**What is needed**
Copy the material word for word, from its first line through the line containing "- table-cell: 34s: [641, 242, 677, 266]".

start Supplied records

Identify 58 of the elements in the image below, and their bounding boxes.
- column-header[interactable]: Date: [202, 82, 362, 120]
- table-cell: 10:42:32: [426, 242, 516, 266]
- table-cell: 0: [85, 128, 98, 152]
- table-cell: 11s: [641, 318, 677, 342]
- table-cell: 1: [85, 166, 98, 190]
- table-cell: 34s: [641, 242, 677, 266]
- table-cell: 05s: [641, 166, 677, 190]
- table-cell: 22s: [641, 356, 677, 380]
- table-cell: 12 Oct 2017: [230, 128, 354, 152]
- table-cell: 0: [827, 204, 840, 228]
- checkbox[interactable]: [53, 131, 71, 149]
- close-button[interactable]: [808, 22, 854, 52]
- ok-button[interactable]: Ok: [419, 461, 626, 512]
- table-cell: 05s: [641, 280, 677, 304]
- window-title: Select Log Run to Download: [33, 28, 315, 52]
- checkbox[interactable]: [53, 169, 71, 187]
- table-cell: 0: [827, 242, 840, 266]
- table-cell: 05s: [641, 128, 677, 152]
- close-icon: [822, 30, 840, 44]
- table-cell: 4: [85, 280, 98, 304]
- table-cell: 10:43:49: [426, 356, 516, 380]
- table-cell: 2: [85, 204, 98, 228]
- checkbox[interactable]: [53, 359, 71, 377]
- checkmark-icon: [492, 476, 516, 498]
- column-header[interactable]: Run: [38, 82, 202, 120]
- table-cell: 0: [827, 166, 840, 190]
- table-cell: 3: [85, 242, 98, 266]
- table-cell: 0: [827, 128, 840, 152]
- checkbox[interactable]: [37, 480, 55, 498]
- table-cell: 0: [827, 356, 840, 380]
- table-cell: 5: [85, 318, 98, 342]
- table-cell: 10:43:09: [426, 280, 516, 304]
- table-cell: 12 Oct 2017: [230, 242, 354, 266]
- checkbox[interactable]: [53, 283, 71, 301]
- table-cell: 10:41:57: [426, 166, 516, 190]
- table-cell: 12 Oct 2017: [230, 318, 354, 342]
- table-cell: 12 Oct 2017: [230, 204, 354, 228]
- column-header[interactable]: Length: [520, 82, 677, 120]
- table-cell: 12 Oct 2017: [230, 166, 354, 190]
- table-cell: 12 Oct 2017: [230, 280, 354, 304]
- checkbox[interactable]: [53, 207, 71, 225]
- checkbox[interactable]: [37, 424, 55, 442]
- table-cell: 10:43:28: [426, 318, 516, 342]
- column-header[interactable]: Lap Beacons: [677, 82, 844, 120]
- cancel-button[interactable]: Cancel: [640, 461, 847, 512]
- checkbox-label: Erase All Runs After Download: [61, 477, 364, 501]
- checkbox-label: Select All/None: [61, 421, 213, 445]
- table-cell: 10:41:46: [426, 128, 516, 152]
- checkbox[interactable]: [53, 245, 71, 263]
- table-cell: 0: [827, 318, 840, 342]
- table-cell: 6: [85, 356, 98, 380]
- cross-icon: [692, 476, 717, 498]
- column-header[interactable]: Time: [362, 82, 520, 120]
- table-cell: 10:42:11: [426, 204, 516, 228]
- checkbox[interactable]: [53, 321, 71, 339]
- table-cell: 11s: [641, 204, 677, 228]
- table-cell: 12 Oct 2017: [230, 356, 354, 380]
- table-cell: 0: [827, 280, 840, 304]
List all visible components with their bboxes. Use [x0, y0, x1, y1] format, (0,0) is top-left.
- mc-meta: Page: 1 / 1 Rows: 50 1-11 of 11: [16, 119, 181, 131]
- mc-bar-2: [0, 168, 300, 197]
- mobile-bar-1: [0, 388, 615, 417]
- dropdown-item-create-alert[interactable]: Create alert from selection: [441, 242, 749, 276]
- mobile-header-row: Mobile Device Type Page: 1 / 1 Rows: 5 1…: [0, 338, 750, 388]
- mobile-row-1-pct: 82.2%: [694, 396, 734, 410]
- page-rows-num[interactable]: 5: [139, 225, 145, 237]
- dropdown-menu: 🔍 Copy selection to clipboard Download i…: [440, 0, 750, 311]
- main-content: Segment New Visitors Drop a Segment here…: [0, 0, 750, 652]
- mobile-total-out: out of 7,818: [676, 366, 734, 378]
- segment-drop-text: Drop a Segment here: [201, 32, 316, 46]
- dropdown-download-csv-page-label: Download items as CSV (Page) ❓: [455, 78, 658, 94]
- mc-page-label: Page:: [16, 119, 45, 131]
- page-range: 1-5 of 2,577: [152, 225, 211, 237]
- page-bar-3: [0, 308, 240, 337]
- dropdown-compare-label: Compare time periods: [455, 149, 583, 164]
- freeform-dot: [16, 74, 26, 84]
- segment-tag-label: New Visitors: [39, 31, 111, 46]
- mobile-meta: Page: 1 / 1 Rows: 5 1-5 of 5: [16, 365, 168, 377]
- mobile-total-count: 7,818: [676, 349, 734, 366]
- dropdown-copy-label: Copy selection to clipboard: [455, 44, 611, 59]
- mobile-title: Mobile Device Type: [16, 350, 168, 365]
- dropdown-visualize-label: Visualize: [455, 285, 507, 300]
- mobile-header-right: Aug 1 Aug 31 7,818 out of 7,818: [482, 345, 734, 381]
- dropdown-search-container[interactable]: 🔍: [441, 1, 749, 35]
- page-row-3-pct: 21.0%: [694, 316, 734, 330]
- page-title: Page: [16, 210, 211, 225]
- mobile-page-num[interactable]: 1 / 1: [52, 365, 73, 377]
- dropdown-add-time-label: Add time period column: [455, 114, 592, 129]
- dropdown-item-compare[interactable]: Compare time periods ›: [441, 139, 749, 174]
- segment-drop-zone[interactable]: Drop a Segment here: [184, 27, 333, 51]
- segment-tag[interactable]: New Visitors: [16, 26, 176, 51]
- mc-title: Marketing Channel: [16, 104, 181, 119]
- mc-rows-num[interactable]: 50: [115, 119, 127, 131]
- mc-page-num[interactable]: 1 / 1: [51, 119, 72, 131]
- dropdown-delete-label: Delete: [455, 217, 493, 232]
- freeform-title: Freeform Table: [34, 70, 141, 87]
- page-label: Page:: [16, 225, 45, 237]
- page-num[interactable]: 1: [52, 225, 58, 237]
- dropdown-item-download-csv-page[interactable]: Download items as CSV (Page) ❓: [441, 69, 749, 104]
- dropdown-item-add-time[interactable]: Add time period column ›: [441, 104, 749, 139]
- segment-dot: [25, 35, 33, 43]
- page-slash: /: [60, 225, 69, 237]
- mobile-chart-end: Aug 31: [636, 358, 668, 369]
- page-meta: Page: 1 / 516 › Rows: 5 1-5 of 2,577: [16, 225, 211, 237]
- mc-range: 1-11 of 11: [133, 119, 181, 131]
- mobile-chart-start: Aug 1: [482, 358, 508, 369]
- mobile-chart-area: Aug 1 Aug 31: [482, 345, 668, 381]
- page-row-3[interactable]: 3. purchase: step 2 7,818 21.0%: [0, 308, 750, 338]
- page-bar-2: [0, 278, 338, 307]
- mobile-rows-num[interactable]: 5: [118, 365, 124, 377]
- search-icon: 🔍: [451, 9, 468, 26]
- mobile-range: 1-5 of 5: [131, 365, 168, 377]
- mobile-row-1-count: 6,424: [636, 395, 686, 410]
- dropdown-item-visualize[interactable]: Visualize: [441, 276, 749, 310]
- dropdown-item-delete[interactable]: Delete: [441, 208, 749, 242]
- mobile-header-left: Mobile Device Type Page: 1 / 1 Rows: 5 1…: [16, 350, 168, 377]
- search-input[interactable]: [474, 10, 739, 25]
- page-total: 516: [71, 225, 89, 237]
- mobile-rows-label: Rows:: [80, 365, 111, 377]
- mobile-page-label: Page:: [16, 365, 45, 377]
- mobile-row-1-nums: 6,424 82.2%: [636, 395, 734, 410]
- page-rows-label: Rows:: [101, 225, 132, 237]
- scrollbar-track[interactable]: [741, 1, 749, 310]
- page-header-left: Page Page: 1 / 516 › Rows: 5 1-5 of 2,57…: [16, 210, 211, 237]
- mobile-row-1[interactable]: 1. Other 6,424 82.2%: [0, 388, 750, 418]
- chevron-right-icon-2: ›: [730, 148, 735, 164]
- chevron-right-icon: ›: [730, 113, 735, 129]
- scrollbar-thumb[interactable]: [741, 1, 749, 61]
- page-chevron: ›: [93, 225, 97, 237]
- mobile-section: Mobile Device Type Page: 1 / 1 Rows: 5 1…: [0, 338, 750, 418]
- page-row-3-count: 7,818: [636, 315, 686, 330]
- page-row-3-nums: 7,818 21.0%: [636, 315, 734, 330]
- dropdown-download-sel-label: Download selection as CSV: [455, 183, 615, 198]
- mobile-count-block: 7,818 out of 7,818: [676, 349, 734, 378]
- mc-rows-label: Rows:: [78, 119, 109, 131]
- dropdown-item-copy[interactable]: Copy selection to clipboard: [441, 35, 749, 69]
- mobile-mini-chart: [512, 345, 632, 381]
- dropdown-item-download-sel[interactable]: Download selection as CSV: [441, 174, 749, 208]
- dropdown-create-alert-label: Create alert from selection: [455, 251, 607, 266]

end Supplied records

**Final answer**
Identify 58 of the elements in the image below, and their bounding boxes.
- column-header[interactable]: Date: [202, 82, 362, 120]
- table-cell: 10:42:32: [426, 242, 516, 266]
- table-cell: 0: [85, 128, 98, 152]
- table-cell: 11s: [641, 318, 677, 342]
- table-cell: 1: [85, 166, 98, 190]
- table-cell: 34s: [641, 242, 677, 266]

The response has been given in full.